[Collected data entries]
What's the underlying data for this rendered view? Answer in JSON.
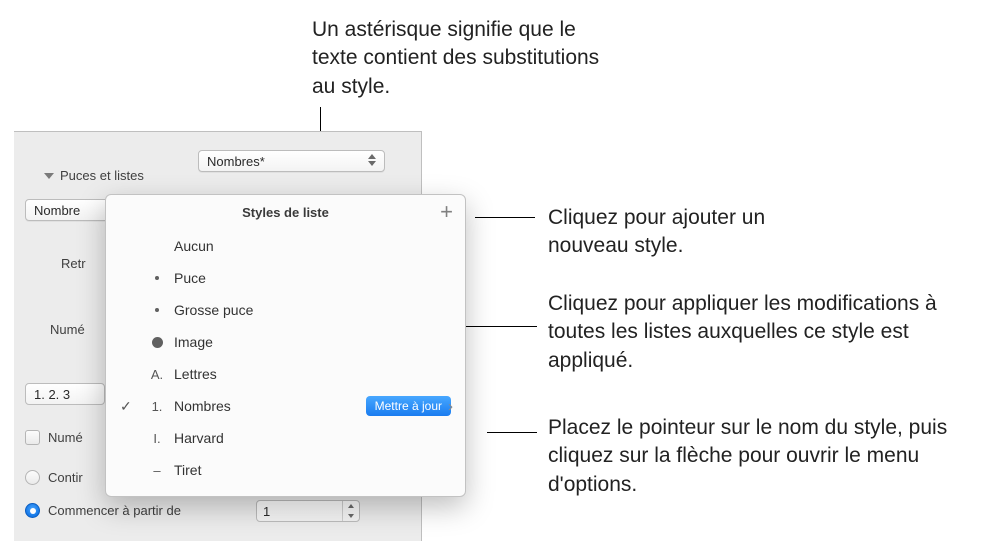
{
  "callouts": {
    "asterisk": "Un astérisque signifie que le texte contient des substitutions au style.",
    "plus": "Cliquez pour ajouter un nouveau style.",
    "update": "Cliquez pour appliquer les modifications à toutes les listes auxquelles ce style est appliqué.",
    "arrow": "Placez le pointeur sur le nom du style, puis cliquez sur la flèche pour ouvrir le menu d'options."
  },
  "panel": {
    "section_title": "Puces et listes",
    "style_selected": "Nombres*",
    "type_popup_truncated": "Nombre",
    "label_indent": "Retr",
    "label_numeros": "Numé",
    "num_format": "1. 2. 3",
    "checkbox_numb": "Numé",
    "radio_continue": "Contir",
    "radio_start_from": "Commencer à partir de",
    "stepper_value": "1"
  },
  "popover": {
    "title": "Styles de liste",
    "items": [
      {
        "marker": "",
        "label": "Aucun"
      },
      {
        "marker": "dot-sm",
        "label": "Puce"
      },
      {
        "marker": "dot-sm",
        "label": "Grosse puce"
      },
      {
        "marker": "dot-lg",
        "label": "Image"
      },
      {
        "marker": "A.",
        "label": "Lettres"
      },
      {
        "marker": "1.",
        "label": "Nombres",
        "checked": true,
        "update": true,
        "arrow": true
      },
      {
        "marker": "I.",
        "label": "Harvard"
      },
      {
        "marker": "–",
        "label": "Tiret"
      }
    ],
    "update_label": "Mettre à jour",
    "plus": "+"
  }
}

▶ [WHAT TO PRODUCE]
Write out the listing above exactly as it stands, pictures excluded.

▶ [THE RESPONSE]
What's the underlying data for this rendered view? Answer in JSON.
{
  "callouts": {
    "asterisk": "Un astérisque signifie que le texte contient des substitutions au style.",
    "plus": "Cliquez pour ajouter un nouveau style.",
    "update": "Cliquez pour appliquer les modifications à toutes les listes auxquelles ce style est appliqué.",
    "arrow": "Placez le pointeur sur le nom du style, puis cliquez sur la flèche pour ouvrir le menu d'options."
  },
  "panel": {
    "section_title": "Puces et listes",
    "style_selected": "Nombres*",
    "type_popup_truncated": "Nombre",
    "label_indent": "Retr",
    "label_numeros": "Numé",
    "num_format": "1. 2. 3",
    "checkbox_numb": "Numé",
    "radio_continue": "Contir",
    "radio_start_from": "Commencer à partir de",
    "stepper_value": "1"
  },
  "popover": {
    "title": "Styles de liste",
    "items": [
      {
        "marker": "",
        "label": "Aucun"
      },
      {
        "marker": "dot-sm",
        "label": "Puce"
      },
      {
        "marker": "dot-sm",
        "label": "Grosse puce"
      },
      {
        "marker": "dot-lg",
        "label": "Image"
      },
      {
        "marker": "A.",
        "label": "Lettres"
      },
      {
        "marker": "1.",
        "label": "Nombres",
        "checked": true,
        "update": true,
        "arrow": true
      },
      {
        "marker": "I.",
        "label": "Harvard"
      },
      {
        "marker": "–",
        "label": "Tiret"
      }
    ],
    "update_label": "Mettre à jour",
    "plus": "+"
  }
}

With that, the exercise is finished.